Listed entries:

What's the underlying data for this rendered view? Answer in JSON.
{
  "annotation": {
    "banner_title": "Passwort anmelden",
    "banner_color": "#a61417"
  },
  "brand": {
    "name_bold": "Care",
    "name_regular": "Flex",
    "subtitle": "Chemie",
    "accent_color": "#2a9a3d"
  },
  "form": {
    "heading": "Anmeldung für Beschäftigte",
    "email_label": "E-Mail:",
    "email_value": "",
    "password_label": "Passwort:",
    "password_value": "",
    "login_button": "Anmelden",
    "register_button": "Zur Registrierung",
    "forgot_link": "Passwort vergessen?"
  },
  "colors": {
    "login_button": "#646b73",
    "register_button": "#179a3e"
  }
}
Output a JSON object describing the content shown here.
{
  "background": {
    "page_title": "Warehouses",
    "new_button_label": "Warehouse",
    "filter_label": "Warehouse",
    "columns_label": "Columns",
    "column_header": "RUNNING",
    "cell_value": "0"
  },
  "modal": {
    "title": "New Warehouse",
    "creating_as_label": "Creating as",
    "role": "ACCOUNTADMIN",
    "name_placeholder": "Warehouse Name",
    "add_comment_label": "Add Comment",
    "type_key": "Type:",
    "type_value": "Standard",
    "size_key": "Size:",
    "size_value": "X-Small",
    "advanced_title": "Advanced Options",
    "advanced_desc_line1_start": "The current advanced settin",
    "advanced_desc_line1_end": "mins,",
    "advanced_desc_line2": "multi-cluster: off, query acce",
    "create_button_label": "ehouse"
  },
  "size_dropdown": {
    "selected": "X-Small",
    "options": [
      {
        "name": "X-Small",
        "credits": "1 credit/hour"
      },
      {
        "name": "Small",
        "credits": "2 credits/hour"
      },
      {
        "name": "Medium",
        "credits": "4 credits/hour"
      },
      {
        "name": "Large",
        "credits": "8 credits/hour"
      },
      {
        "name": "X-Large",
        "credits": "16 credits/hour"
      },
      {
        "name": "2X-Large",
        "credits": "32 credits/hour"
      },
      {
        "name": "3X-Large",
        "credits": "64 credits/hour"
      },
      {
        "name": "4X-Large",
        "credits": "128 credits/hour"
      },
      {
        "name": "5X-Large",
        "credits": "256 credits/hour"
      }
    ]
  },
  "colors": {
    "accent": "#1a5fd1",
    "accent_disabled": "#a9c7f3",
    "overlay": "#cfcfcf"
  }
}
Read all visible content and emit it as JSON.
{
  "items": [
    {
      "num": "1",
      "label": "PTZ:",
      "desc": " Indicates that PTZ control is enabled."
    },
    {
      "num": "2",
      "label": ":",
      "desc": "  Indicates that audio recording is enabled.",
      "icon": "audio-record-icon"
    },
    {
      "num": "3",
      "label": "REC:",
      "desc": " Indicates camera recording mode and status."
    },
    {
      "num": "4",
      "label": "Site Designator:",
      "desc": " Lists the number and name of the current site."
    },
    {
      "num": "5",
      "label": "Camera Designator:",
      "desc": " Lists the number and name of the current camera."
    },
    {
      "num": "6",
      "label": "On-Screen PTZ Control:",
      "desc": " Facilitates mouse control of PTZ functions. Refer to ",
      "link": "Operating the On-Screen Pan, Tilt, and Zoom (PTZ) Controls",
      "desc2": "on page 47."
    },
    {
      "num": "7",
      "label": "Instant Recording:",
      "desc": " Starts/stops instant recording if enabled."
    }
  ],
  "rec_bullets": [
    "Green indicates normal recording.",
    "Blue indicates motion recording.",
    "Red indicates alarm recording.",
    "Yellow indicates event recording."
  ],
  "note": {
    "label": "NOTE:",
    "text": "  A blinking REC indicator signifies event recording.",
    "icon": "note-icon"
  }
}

What the task requires: Copy all of the data. Keep every word exactly as it is.

Solution below:
What's the underlying data for this rendered view? Answer in JSON.
{
  "annotation": {
    "banner_title": "Passwort anmelden",
    "banner_color": "#a61417"
  },
  "brand": {
    "name_bold": "Care",
    "name_regular": "Flex",
    "subtitle": "Chemie",
    "accent_color": "#2a9a3d"
  },
  "form": {
    "heading": "Anmeldung für Beschäftigte",
    "email_label": "E-Mail:",
    "email_value": "",
    "password_label": "Passwort:",
    "password_value": "",
    "login_button": "Anmelden",
    "register_button": "Zur Registrierung",
    "forgot_link": "Passwort vergessen?"
  },
  "colors": {
    "login_button": "#646b73",
    "register_button": "#179a3e"
  }
}
Output a JSON object describing the content shown here.
{
  "background": {
    "page_title": "Warehouses",
    "new_button_label": "Warehouse",
    "filter_label": "Warehouse",
    "columns_label": "Columns",
    "column_header": "RUNNING",
    "cell_value": "0"
  },
  "modal": {
    "title": "New Warehouse",
    "creating_as_label": "Creating as",
    "role": "ACCOUNTADMIN",
    "name_placeholder": "Warehouse Name",
    "add_comment_label": "Add Comment",
    "type_key": "Type:",
    "type_value": "Standard",
    "size_key": "Size:",
    "size_value": "X-Small",
    "advanced_title": "Advanced Options",
    "advanced_desc_line1_start": "The current advanced settin",
    "advanced_desc_line1_end": "mins,",
    "advanced_desc_line2": "multi-cluster: off, query acce",
    "create_button_label": "ehouse"
  },
  "size_dropdown": {
    "selected": "X-Small",
    "options": [
      {
        "name": "X-Small",
        "credits": "1 credit/hour"
      },
      {
        "name": "Small",
        "credits": "2 credits/hour"
      },
      {
        "name": "Medium",
        "credits": "4 credits/hour"
      },
      {
        "name": "Large",
        "credits": "8 credits/hour"
      },
      {
        "name": "X-Large",
        "credits": "16 credits/hour"
      },
      {
        "name": "2X-Large",
        "credits": "32 credits/hour"
      },
      {
        "name": "3X-Large",
        "credits": "64 credits/hour"
      },
      {
        "name": "4X-Large",
        "credits": "128 credits/hour"
      },
      {
        "name": "5X-Large",
        "credits": "256 credits/hour"
      }
    ]
  },
  "colors": {
    "accent": "#1a5fd1",
    "accent_disabled": "#a9c7f3",
    "overlay": "#cfcfcf"
  }
}
Read all visible content and emit it as JSON.
{
  "items": [
    {
      "num": "1",
      "label": "PTZ:",
      "desc": " Indicates that PTZ control is enabled."
    },
    {
      "num": "2",
      "label": ":",
      "desc": "  Indicates that audio recording is enabled.",
      "icon": "audio-record-icon"
    },
    {
      "num": "3",
      "label": "REC:",
      "desc": " Indicates camera recording mode and status."
    },
    {
      "num": "4",
      "label": "Site Designator:",
      "desc": " Lists the number and name of the current site."
    },
    {
      "num": "5",
      "label": "Camera Designator:",
      "desc": " Lists the number and name of the current camera."
    },
    {
      "num": "6",
      "label": "On-Screen PTZ Control:",
      "desc": " Facilitates mouse control of PTZ functions. Refer to ",
      "link": "Operating the On-Screen Pan, Tilt, and Zoom (PTZ) Controls",
      "desc2": "on page 47."
    },
    {
      "num": "7",
      "label": "Instant Recording:",
      "desc": " Starts/stops instant recording if enabled."
    }
  ],
  "rec_bullets": [
    "Green indicates normal recording.",
    "Blue indicates motion recording.",
    "Red indicates alarm recording.",
    "Yellow indicates event recording."
  ],
  "note": {
    "label": "NOTE:",
    "text": "  A blinking REC indicator signifies event recording.",
    "icon": "note-icon"
  }
}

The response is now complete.